• _Extracted data entries_
--- START ---

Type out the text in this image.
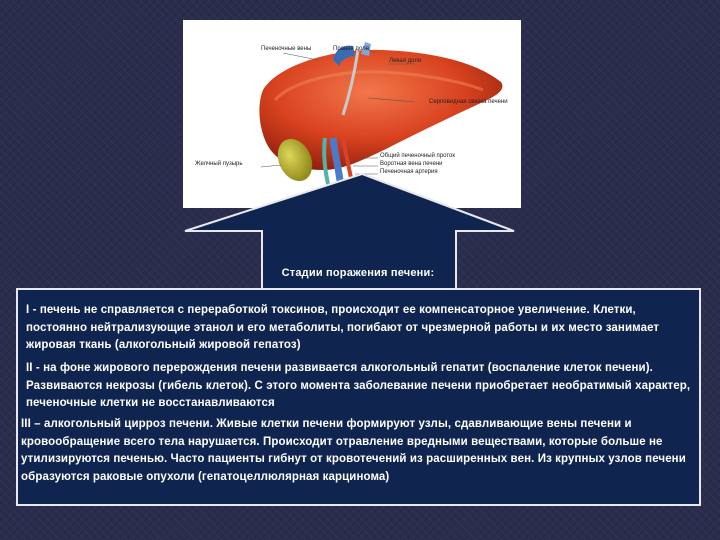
Печеночные вены	Правая доля
Левая доля
Серповидная связка печени
Желчный пузырь
Общий печеночный проток
Воротная вена печени
Печеночная артерия
Стадии поражения печени:
I - печень не справляется с переработкой токсинов, происходит ее компенсаторное увеличение. Клетки, постоянно нейтрализующие этанол и его метаболиты, погибают от чрезмерной работы и их место занимает жировая ткань (алкогольный жировой гепатоз)
II - на фоне жирового перерождения печени развивается алкогольный гепатит (воспаление клеток печени). Развиваются некрозы (гибель клеток). С этого момента заболевание печени приобретает необратимый характер, печеночные клетки не восстанавливаются
III – алкогольный цирроз печени. Живые клетки печени формируют узлы, сдавливающие вены печени и кровообращение всего тела нарушается. Происходит отравление вредными веществами, которые больше не утилизируются печенью. Часто пациенты гибнут от кровотечений из расширенных вен. Из крупных узлов печени образуются раковые опухоли (гепатоцеллюлярная карцинома)
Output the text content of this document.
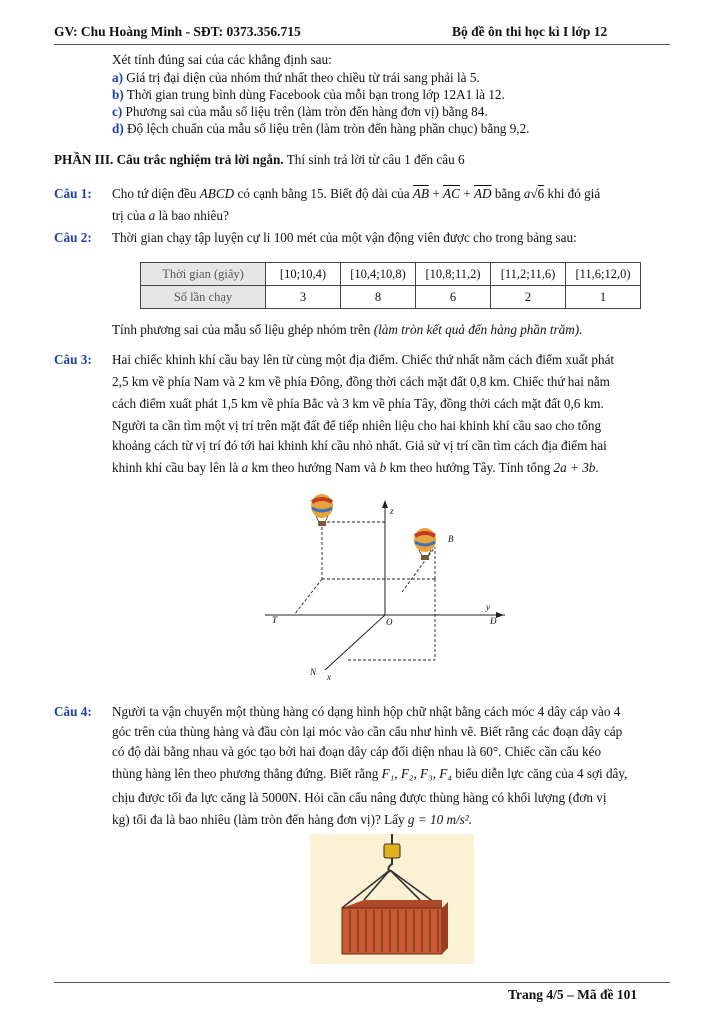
GV: Chu Hoàng Minh - SĐT: 0373.356.715	Bộ đề ôn thi học kì I lớp 12
Xét tính đúng sai của các khẳng định sau:
a) Giá trị đại diện của nhóm thứ nhất theo chiều từ trái sang phải là 5.
b) Thời gian trung bình dùng Facebook của mỗi bạn trong lớp 12A1 là 12.
c) Phương sai của mẫu số liệu trên (làm tròn đến hàng đơn vị) bằng 84.
d) Độ lệch chuẩn của mẫu số liệu trên (làm tròn đến hàng phần chục) bằng 9,2.
PHẦN III. Câu trắc nghiệm trả lời ngắn. Thí sinh trả lời từ câu 1 đến câu 6
Câu 1: Cho tứ diện đều ABCD có cạnh bằng 15. Biết độ dài của $\overline{AB} + \overline{AC} + \overline{AD}$ bằng a√6 khi đó giá
trị của a là bao nhiêu?
Câu 2: Thời gian chạy tập luyện cự li 100 mét của một vận động viên được cho trong bảng sau:
Thời gian (giây)	[10;10,4)	[10,4;10,8)	[10,8;11,2)	[11,2;11,6)	[11,6;12,0)
Số lần chạy	3	8	6	2	1
Tính phương sai của mẫu số liệu ghép nhóm trên (làm tròn kết quả đến hàng phần trăm).
Câu 3: Hai chiếc khinh khí cầu bay lên từ cùng một địa điểm. Chiếc thứ nhất nằm cách điểm xuất phát
2,5 km về phía Nam và 2 km về phía Đông, đồng thời cách mặt đất 0,8 km. Chiếc thứ hai nằm
cách điểm xuất phát 1,5 km về phía Bắc và 3 km về phía Tây, đồng thời cách mặt đất 0,6 km.
Người ta cần tìm một vị trí trên mặt đất để tiếp nhiên liệu cho hai khinh khí cầu sao cho tổng
khoảng cách từ vị trí đó tới hai khinh khí cầu nhỏ nhất. Giả sử vị trí cần tìm cách địa điểm hai
khinh khí cầu bay lên là a km theo hướng Nam và b km theo hướng Tây. Tính tổng 2a + 3b.
z
B
T	O
y
Đ
N x
Câu 4: Người ta vận chuyển một thùng hàng có dạng hình hộp chữ nhật bằng cách móc 4 dây cáp vào 4
góc trên của thùng hàng và đầu còn lại móc vào cần cẩu như hình vẽ. Biết rằng các đoạn dây cáp
có độ dài bằng nhau và góc tạo bởi hai đoạn dây cáp đối diện nhau là 60°. Chiếc cần cẩu kéo
thùng hàng lên theo phương thẳng đứng. Biết rằng F₁, F₂, F₃, F₄ biểu diễn lực căng của 4 sợi dây,
chịu được tối đa lực căng là 5000N. Hỏi cần cẩu nâng được thùng hàng có khối lượng (đơn vị
kg) tối đa là bao nhiêu (làm tròn đến hàng đơn vị)? Lấy g = 10 m/s².
Trang 4/5 – Mã đề 101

--- END ---

• _What is expected_
Transcribe the listing in full and omit the pictures.

• _Written answer_
Type out the text in this image.
Печеночные вены	Правая доля
Левая доля
Серповидная связка печени
Желчный пузырь
Общий печеночный проток
Воротная вена печени
Печеночная артерия
Стадии поражения печени:
I - печень не справляется с переработкой токсинов, происходит ее компенсаторное увеличение. Клетки, постоянно нейтрализующие этанол и его метаболиты, погибают от чрезмерной работы и их место занимает жировая ткань (алкогольный жировой гепатоз)
II - на фоне жирового перерождения печени развивается алкогольный гепатит (воспаление клеток печени). Развиваются некрозы (гибель клеток). С этого момента заболевание печени приобретает необратимый характер, печеночные клетки не восстанавливаются
III – алкогольный цирроз печени. Живые клетки печени формируют узлы, сдавливающие вены печени и кровообращение всего тела нарушается. Происходит отравление вредными веществами, которые больше не утилизируются печенью. Часто пациенты гибнут от кровотечений из расширенных вен. Из крупных узлов печени образуются раковые опухоли (гепатоцеллюлярная карцинома)
Output the text content of this document.
GV: Chu Hoàng Minh - SĐT: 0373.356.715	Bộ đề ôn thi học kì I lớp 12
Xét tính đúng sai của các khẳng định sau:
a) Giá trị đại diện của nhóm thứ nhất theo chiều từ trái sang phải là 5.
b) Thời gian trung bình dùng Facebook của mỗi bạn trong lớp 12A1 là 12.
c) Phương sai của mẫu số liệu trên (làm tròn đến hàng đơn vị) bằng 84.
d) Độ lệch chuẩn của mẫu số liệu trên (làm tròn đến hàng phần chục) bằng 9,2.
PHẦN III. Câu trắc nghiệm trả lời ngắn. Thí sinh trả lời từ câu 1 đến câu 6
Câu 1: Cho tứ diện đều ABCD có cạnh bằng 15. Biết độ dài của $\overline{AB} + \overline{AC} + \overline{AD}$ bằng a√6 khi đó giá
trị của a là bao nhiêu?
Câu 2: Thời gian chạy tập luyện cự li 100 mét của một vận động viên được cho trong bảng sau:
Thời gian (giây)	[10;10,4)	[10,4;10,8)	[10,8;11,2)	[11,2;11,6)	[11,6;12,0)
Số lần chạy	3	8	6	2	1
Tính phương sai của mẫu số liệu ghép nhóm trên (làm tròn kết quả đến hàng phần trăm).
Câu 3: Hai chiếc khinh khí cầu bay lên từ cùng một địa điểm. Chiếc thứ nhất nằm cách điểm xuất phát
2,5 km về phía Nam và 2 km về phía Đông, đồng thời cách mặt đất 0,8 km. Chiếc thứ hai nằm
cách điểm xuất phát 1,5 km về phía Bắc và 3 km về phía Tây, đồng thời cách mặt đất 0,6 km.
Người ta cần tìm một vị trí trên mặt đất để tiếp nhiên liệu cho hai khinh khí cầu sao cho tổng
khoảng cách từ vị trí đó tới hai khinh khí cầu nhỏ nhất. Giả sử vị trí cần tìm cách địa điểm hai
khinh khí cầu bay lên là a km theo hướng Nam và b km theo hướng Tây. Tính tổng 2a + 3b.
z
B
T	O
y
Đ
N x
Câu 4: Người ta vận chuyển một thùng hàng có dạng hình hộp chữ nhật bằng cách móc 4 dây cáp vào 4
góc trên của thùng hàng và đầu còn lại móc vào cần cẩu như hình vẽ. Biết rằng các đoạn dây cáp
có độ dài bằng nhau và góc tạo bởi hai đoạn dây cáp đối diện nhau là 60°. Chiếc cần cẩu kéo
thùng hàng lên theo phương thẳng đứng. Biết rằng F₁, F₂, F₃, F₄ biểu diễn lực căng của 4 sợi dây,
chịu được tối đa lực căng là 5000N. Hỏi cần cẩu nâng được thùng hàng có khối lượng (đơn vị
kg) tối đa là bao nhiêu (làm tròn đến hàng đơn vị)? Lấy g = 10 m/s².
Trang 4/5 – Mã đề 101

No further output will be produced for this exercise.